# [DIRECTIONS FOR THIS TASK]
Present the entries as a Markdown table with the columns "Row" and "Line", starting at the first entry and ending at the line that contains "data-point-592 — [1799, 800, 1815, 813]", omitting any blank lines.

# [RECORD EXCERPTS]
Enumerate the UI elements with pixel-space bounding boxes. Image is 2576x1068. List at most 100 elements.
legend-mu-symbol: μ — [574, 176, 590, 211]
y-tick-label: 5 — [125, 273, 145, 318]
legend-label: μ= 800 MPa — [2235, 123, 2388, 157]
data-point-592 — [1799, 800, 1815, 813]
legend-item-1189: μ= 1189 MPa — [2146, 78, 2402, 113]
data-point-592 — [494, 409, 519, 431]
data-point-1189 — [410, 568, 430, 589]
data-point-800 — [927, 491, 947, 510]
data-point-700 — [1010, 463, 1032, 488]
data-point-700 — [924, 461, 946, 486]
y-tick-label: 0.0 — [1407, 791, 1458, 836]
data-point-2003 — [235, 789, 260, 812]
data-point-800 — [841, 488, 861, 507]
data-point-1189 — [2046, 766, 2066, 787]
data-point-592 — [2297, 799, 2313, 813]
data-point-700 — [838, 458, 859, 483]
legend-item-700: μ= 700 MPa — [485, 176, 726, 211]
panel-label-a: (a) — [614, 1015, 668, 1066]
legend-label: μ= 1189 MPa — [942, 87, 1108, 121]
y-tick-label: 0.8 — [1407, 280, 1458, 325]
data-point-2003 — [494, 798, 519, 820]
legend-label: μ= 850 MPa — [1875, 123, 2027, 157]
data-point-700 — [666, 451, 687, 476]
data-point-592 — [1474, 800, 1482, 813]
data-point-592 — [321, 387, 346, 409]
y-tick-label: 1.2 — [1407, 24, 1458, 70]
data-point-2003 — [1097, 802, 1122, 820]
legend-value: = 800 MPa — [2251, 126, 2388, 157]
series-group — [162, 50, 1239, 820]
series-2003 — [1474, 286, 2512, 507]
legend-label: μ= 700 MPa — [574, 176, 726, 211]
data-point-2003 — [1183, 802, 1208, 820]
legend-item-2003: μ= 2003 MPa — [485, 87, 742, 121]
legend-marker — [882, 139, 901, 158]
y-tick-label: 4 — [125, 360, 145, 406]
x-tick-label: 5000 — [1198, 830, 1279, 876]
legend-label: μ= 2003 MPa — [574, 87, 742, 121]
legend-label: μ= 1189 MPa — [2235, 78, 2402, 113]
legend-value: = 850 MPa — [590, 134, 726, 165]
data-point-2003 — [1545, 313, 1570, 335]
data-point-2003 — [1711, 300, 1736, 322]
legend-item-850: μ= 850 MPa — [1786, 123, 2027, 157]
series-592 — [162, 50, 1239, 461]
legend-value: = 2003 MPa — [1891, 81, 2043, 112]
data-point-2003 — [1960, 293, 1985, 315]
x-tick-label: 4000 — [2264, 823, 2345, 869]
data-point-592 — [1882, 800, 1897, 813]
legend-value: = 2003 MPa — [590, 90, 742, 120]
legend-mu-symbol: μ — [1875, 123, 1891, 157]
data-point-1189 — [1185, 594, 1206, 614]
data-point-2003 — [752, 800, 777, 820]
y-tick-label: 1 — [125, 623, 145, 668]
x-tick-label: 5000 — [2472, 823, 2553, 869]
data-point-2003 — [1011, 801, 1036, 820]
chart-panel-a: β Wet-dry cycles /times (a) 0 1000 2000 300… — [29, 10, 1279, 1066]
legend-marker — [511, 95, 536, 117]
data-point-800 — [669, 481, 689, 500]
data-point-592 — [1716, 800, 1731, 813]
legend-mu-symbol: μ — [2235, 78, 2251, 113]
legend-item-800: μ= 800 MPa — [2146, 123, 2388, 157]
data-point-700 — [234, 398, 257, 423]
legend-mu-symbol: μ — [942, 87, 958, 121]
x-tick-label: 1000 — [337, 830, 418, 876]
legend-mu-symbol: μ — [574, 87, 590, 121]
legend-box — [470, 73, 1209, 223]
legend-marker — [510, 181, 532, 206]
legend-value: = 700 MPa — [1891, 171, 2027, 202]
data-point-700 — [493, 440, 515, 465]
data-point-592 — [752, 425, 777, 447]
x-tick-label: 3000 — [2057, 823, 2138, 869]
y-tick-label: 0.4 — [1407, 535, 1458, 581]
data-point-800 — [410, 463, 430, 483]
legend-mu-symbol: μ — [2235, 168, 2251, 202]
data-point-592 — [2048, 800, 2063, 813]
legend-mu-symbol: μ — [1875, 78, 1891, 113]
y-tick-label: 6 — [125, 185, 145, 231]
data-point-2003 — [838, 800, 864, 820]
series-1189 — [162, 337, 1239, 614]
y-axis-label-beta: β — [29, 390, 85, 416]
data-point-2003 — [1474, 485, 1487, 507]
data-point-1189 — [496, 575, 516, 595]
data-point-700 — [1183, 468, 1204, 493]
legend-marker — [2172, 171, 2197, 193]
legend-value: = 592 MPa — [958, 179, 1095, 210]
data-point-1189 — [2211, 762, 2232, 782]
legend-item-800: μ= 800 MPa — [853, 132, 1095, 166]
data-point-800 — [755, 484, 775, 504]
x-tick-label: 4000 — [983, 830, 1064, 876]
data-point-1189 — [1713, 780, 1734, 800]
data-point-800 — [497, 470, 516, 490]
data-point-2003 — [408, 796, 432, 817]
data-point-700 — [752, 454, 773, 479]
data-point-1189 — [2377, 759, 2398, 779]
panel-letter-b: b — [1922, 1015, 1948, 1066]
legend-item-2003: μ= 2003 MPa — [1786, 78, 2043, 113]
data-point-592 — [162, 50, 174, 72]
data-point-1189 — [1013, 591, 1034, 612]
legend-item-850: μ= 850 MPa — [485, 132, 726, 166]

# [REPLY]
| Row | Line |
|---|---|
| 1 | Enumerate the UI elements with pixel-space bounding boxes. Image is 2576x1068. List at most 100 elements. |
| 2 | legend-mu-symbol: μ — [574, 176, 590, 211] |
| 3 | y-tick-label: 5 — [125, 273, 145, 318] |
| 4 | legend-label: μ= 800 MPa — [2235, 123, 2388, 157] |
| 5 | data-point-592 — [1799, 800, 1815, 813] |